DOCUMENT PASSAGE:
Posted By Greg Elmassian on 27 May 2013 08:54 PM 
If free range is outlawed, do you get to keep what you find? 

Might be sirloin steak time! 

Greg 
Next time Home Depot has a sale on Chainsaws...









Here Beefy Beefy Beefy........


----------



## toddalin (Jan 4, 2008)

Some pics as to how to put one together and use it may help you out. It is hard to get a nice bend in the nail, and I gave my really nice set to the mfg plant that was going to make them for me. I never went back to retrieve them. Anyway, this seems to work best on the European ties and it helps it they are softened by putting them in hot water, but not manditory.


----------



## Don Howard (Jan 2, 2008)

Nice pics of the tool and how to use it. 

I've tried small screwdrivers and I need 4 hands to do everything at once!


----------



## jbwilcox (Jan 2, 2008)

Thanks

I will have to look for the pliers. Can I find them at Home Depot or Harbor Freight?

John


----------



## Greg Elmassian (Jan 3, 2008)

An auto parts place would be better... " K&B Snap Ring Pliers" K&B is the brand name... they will understand you, but you might take a picture, those are pliers for external snap rings... there are ones for internal snap rings which you don't want... then there's the convertible ones...

YOUR INSTRUCTIONS: In the forum thread, what kind of store does Greg Elmassian say would be better for finding the pliers?

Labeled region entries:
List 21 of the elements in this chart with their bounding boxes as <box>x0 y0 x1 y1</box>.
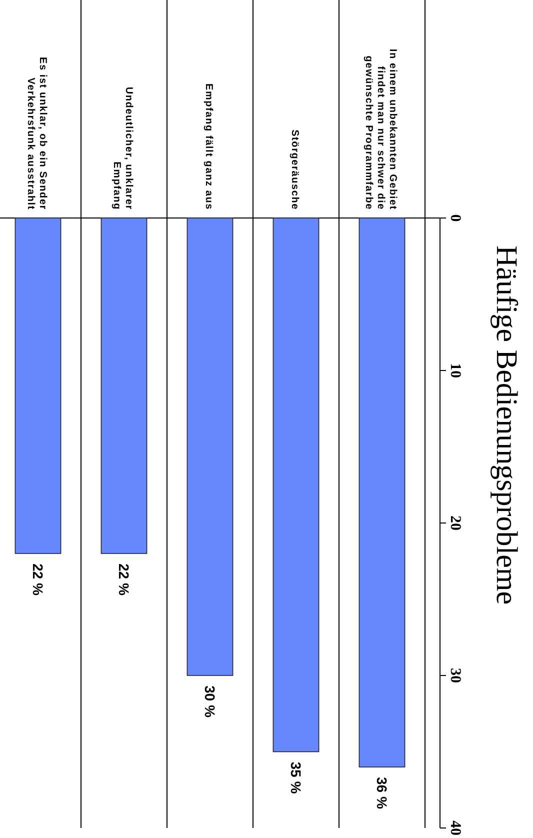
x-tick-label: In einem unbekannten Gebiet findet man nur schwer die gewünschte Programmfarbe <box>363 48 398 210</box>
data-label: 35 % <box>288 762 304 794</box>
bar <box>100 218 148 554</box>
y-tick-label: 20 <box>447 516 463 530</box>
bar <box>14 218 62 554</box>
bar <box>272 218 320 752</box>
y-tick-label: 10 <box>447 363 463 378</box>
y-tick-label: 30 <box>447 668 463 683</box>
x-tick-label: Empfang fällt ganz aus <box>203 83 214 210</box>
x-tick-label: Undeutlicher, unklarer Empfang <box>111 86 134 210</box>
bar <box>186 218 234 676</box>
data-label: 36 % <box>374 777 390 810</box>
y-tick-label: 0 <box>447 214 463 222</box>
y-tick-label: 40 <box>447 820 463 836</box>
x-tick-label: Störgeräusche <box>289 130 300 210</box>
data-label: 30 % <box>202 686 218 718</box>
data-label: 22 % <box>30 564 46 596</box>
x-tick-label: Es ist unklar, ob ein Sender Verkehrsfunk ausstrahlt <box>25 57 48 210</box>
bar <box>358 218 406 768</box>
data-label: 22 % <box>116 564 132 596</box>
text: Häufige Bedienungsprobleme <box>490 245 523 605</box>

ANSWER: An auto parts place.